Render the rows below as a Markdown table with two columns, "No." for the row number and "Content" for the row itself, leaving out any blank rows.

Source data –
=====

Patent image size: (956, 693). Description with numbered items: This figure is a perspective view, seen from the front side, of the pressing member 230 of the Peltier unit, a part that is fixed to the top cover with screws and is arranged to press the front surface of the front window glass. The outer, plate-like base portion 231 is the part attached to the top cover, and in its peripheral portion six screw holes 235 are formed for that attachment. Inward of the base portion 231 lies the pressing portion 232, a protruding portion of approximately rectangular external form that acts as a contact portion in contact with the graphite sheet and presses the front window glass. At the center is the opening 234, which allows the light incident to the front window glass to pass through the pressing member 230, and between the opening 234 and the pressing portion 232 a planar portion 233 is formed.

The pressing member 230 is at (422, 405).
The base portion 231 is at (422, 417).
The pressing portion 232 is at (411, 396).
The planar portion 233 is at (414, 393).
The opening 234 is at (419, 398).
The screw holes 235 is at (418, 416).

=====

The solution –
| No. | Content |
|---|---|
| 1 | Patent image size: (956, 693). Description with numbered items: This figure is a perspective view, seen from the front side, of the pressing member 230 of the Peltier unit, a part that is fixed to the top cover with screws and is arranged to press the front surface of the front window glass. The outer, plate-like base portion 231 is the part attached to the top cover, and in its peripheral portion six screw holes 235 are formed for that attachment. Inward of the base portion 231 lies the pressing portion 232, a protruding portion of approximately rectangular external form that acts as a contact portion in contact with the graphite sheet and presses the front window glass. At the center is the opening 234, which allows the light incident to the front window glass to pass through the pressing member 230, and between the opening 234 and the pressing portion 232 a planar portion 233 is formed. |
| 2 | The pressing member 230 is at (422, 405). |
| 3 | The base portion 231 is at (422, 417). |
| 4 | The pressing portion 232 is at (411, 396). |
| 5 | The planar portion 233 is at (414, 393). |
| 6 | The opening 234 is at (419, 398). |
| 7 | The screw holes 235 is at (418, 416). |